Element placement data
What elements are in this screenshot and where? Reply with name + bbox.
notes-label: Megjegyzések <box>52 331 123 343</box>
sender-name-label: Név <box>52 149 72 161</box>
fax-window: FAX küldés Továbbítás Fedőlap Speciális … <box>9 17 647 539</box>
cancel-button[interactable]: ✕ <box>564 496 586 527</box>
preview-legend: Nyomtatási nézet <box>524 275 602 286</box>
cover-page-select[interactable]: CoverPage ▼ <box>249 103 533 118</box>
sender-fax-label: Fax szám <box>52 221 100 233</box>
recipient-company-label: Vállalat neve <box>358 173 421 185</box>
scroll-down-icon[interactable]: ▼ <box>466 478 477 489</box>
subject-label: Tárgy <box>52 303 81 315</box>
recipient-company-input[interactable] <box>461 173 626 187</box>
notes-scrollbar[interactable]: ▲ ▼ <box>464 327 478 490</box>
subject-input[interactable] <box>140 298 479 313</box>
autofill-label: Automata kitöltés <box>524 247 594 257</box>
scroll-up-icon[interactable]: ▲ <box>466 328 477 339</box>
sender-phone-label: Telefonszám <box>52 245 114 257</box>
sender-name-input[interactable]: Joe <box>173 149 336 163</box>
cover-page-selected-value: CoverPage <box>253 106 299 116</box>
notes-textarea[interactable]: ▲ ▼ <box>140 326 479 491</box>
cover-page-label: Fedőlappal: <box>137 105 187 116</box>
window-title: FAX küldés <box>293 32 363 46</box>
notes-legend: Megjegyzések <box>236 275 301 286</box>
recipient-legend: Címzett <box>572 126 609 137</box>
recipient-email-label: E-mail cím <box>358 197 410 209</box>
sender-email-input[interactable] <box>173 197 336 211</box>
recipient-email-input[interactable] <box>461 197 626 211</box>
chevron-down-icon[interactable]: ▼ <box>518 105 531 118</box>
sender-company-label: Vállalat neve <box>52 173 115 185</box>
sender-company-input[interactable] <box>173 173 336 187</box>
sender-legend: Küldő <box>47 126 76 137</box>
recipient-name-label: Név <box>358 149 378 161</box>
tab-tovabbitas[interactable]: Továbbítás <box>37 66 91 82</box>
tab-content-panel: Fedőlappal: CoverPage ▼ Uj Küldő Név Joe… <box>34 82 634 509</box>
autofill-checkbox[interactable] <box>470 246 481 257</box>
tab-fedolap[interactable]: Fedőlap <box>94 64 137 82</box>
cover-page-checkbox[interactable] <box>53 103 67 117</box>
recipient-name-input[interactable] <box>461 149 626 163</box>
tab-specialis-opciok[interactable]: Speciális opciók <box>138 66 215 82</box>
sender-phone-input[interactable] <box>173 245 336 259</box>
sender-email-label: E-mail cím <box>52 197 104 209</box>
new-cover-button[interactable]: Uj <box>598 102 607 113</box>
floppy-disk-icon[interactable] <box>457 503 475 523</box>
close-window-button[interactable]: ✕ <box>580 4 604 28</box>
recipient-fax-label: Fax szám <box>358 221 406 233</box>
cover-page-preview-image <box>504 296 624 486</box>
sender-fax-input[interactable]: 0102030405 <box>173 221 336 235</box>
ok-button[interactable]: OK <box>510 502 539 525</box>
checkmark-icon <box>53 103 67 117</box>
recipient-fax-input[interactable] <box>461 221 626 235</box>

*DIRECTION*. Copy the data word for word, from the first line through the line that contains "subject-label: Tárgy <box>52 303 81 315</box>".

*ANSWER FOR THE TASK*.
What elements are in this screenshot and where? Reply with name + bbox.
notes-label: Megjegyzések <box>52 331 123 343</box>
sender-name-label: Név <box>52 149 72 161</box>
fax-window: FAX küldés Továbbítás Fedőlap Speciális … <box>9 17 647 539</box>
cancel-button[interactable]: ✕ <box>564 496 586 527</box>
preview-legend: Nyomtatási nézet <box>524 275 602 286</box>
cover-page-select[interactable]: CoverPage ▼ <box>249 103 533 118</box>
sender-fax-label: Fax szám <box>52 221 100 233</box>
recipient-company-label: Vállalat neve <box>358 173 421 185</box>
scroll-down-icon[interactable]: ▼ <box>466 478 477 489</box>
subject-label: Tárgy <box>52 303 81 315</box>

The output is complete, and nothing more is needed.